• [Job] Some lines of these records may hold the word "Amplitude"; state how many, using only the number.

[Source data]

'''

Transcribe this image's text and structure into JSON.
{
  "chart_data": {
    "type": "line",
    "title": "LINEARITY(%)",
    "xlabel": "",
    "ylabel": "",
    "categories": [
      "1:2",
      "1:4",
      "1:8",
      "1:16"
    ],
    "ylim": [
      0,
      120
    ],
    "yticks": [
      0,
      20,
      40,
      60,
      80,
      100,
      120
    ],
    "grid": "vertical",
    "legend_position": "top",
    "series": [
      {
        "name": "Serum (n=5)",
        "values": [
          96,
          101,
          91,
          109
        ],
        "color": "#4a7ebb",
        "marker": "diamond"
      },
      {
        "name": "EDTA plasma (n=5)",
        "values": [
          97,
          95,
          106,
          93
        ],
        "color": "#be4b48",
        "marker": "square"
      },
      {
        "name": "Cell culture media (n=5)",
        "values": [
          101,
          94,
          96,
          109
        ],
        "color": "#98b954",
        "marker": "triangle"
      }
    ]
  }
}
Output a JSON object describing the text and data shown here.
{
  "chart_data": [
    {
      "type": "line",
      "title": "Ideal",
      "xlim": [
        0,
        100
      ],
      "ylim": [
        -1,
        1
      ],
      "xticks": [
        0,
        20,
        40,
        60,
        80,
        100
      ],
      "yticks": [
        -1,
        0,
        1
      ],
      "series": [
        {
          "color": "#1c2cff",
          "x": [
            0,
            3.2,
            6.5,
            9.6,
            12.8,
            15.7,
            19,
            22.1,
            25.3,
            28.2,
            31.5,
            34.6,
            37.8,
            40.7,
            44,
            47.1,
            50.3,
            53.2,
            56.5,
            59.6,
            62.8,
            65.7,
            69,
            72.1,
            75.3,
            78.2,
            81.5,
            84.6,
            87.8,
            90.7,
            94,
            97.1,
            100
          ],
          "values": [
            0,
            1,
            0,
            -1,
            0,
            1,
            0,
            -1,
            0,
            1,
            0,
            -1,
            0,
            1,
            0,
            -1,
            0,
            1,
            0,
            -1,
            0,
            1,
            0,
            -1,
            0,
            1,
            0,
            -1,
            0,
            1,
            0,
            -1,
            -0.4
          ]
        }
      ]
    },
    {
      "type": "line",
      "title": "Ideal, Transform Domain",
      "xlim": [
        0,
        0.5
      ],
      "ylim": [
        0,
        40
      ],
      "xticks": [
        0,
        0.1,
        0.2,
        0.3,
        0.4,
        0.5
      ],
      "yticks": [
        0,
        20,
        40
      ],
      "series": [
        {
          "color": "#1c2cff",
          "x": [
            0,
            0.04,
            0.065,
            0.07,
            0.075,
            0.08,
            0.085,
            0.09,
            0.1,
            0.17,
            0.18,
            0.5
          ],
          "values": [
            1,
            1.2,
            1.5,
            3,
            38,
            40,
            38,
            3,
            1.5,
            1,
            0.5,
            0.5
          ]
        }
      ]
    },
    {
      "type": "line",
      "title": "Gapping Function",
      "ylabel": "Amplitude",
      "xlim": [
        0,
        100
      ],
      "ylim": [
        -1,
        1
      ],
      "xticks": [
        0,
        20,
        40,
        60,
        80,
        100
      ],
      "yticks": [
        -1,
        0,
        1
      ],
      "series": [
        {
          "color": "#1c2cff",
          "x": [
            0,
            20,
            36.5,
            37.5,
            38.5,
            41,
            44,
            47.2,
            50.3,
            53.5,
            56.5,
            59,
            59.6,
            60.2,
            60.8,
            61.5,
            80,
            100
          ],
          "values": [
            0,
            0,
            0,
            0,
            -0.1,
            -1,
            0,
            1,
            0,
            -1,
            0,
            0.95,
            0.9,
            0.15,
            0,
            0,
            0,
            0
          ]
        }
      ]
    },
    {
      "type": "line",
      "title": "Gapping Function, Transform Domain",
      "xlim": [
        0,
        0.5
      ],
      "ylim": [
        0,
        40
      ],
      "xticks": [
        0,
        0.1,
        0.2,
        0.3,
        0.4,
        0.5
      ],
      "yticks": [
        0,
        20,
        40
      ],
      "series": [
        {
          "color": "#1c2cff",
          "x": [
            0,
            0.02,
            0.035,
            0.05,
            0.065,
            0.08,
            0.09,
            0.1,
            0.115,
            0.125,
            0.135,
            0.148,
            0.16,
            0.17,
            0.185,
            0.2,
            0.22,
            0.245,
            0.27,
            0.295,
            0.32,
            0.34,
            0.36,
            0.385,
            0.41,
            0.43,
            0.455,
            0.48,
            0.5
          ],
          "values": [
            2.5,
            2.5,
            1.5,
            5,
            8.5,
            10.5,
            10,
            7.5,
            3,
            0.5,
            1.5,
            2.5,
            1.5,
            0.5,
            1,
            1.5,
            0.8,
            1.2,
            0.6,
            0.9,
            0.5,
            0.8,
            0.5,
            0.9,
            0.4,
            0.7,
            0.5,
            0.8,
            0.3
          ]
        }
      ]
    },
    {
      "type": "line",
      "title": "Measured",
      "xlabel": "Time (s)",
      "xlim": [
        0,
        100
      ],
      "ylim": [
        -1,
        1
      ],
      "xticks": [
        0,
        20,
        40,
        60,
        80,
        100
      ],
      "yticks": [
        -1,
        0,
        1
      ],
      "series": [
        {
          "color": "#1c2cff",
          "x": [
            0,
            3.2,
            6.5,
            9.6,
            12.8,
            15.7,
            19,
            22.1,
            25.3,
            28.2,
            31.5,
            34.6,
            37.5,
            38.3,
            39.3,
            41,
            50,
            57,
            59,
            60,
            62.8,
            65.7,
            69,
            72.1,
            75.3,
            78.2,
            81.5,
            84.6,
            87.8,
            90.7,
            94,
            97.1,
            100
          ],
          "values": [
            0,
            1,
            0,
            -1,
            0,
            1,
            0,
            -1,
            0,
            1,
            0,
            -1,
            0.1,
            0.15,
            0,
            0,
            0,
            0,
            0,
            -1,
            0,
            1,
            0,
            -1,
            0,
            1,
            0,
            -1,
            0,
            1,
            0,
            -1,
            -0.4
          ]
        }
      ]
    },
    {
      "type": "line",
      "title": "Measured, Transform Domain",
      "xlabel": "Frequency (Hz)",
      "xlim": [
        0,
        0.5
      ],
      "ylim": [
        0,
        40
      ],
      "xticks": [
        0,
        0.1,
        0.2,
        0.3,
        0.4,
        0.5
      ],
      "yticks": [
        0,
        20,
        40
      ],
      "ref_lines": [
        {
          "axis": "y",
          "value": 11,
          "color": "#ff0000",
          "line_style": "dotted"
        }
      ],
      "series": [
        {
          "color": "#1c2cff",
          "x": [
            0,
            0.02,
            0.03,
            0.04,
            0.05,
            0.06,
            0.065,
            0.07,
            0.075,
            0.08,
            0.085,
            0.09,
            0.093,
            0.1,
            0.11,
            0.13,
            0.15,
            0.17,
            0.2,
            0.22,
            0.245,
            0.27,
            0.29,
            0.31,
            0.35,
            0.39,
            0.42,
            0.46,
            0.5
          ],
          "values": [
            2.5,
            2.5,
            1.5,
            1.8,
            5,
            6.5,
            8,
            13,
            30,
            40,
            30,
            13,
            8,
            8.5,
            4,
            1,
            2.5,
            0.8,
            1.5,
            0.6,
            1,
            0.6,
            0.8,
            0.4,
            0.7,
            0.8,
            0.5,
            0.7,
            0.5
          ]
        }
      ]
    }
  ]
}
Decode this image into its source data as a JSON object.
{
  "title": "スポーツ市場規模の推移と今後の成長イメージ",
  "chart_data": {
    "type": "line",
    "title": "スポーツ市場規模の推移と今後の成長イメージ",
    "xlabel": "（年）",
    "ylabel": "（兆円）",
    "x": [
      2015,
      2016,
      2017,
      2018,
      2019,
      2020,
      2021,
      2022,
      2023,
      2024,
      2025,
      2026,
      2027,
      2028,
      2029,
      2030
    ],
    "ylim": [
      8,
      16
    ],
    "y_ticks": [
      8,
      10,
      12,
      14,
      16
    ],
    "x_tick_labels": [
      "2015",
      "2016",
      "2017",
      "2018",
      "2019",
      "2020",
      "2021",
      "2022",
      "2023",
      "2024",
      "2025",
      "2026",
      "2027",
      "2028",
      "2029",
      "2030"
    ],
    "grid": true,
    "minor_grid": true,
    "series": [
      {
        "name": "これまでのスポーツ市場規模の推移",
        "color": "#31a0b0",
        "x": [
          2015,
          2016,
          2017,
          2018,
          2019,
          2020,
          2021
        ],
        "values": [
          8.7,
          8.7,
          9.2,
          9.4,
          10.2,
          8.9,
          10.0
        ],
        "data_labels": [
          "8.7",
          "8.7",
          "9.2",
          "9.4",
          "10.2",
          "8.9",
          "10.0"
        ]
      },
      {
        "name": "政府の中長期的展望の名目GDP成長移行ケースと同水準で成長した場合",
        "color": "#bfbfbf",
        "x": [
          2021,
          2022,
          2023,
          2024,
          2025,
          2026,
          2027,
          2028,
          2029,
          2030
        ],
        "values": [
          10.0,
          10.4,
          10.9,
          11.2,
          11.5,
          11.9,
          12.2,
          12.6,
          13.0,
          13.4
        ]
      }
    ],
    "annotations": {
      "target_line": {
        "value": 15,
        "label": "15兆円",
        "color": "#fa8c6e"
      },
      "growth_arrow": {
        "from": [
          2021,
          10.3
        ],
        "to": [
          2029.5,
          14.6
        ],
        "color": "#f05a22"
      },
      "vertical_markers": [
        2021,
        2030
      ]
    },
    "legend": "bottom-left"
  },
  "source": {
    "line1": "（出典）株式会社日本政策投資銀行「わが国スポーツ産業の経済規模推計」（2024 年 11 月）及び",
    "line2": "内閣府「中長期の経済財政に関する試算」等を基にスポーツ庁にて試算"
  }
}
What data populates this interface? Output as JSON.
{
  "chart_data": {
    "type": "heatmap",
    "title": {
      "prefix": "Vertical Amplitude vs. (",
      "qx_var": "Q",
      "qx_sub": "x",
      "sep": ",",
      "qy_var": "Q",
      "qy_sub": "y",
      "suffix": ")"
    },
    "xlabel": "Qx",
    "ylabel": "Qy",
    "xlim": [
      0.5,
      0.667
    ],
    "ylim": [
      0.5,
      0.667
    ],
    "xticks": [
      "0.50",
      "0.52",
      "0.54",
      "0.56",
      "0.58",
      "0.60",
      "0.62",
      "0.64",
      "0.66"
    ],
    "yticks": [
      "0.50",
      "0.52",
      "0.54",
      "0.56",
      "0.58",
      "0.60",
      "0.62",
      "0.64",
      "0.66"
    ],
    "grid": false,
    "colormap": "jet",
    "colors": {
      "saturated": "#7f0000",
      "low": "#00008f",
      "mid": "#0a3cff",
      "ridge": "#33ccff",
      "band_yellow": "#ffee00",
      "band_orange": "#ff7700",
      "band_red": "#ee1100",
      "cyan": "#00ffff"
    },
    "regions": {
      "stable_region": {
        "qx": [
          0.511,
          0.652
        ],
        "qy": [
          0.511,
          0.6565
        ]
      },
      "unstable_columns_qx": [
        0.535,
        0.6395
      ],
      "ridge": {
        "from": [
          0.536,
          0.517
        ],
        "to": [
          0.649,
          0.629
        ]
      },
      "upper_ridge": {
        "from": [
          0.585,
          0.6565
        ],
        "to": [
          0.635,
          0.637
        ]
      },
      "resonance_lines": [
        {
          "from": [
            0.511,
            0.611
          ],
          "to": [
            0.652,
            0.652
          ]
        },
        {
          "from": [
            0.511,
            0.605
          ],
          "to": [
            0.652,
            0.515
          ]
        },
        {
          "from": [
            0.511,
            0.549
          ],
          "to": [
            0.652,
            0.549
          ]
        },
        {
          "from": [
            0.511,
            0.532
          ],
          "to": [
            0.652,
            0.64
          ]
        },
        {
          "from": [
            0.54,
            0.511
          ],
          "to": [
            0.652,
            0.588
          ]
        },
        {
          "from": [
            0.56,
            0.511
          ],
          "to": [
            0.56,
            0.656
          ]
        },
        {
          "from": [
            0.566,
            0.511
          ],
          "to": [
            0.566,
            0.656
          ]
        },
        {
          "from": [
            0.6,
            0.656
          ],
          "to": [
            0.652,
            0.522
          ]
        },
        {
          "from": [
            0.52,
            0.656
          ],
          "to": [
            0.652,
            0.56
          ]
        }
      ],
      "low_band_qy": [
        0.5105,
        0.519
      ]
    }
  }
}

'''

• [Final result] 2